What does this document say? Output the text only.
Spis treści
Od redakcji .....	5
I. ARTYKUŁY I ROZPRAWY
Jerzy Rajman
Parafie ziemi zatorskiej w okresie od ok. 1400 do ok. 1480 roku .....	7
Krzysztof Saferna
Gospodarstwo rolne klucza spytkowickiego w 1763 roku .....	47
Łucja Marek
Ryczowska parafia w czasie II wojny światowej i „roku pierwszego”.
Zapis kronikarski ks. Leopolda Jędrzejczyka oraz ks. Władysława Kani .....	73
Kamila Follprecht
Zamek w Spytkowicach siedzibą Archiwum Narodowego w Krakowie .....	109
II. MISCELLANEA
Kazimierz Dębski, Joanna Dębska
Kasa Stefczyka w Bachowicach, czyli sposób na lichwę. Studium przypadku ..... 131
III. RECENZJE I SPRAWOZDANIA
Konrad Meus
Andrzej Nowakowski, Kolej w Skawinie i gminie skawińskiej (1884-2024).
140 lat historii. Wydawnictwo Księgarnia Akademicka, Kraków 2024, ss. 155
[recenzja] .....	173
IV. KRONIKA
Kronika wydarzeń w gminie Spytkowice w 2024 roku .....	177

____________________

→ **OBJECTIVE**
Restate the data above exactly, keeping each word as it stands.

→ **CORRECT RESULT**
What does this document say? Output the text only.
Spis treści
Od redakcji .....	5
I. ARTYKUŁY I ROZPRAWY
Jerzy Rajman
Parafie ziemi zatorskiej w okresie od ok. 1400 do ok. 1480 roku .....	7
Krzysztof Saferna
Gospodarstwo rolne klucza spytkowickiego w 1763 roku .....	47
Łucja Marek
Ryczowska parafia w czasie II wojny światowej i „roku pierwszego”.
Zapis kronikarski ks. Leopolda Jędrzejczyka oraz ks. Władysława Kani .....	73
Kamila Follprecht
Zamek w Spytkowicach siedzibą Archiwum Narodowego w Krakowie .....	109
II. MISCELLANEA
Kazimierz Dębski, Joanna Dębska
Kasa Stefczyka w Bachowicach, czyli sposób na lichwę. Studium przypadku ..... 131
III. RECENZJE I SPRAWOZDANIA
Konrad Meus
Andrzej Nowakowski, Kolej w Skawinie i gminie skawińskiej (1884-2024).
140 lat historii. Wydawnictwo Księgarnia Akademicka, Kraków 2024, ss. 155
[recenzja] .....	173
IV. KRONIKA
Kronika wydarzeń w gminie Spytkowice w 2024 roku .....	177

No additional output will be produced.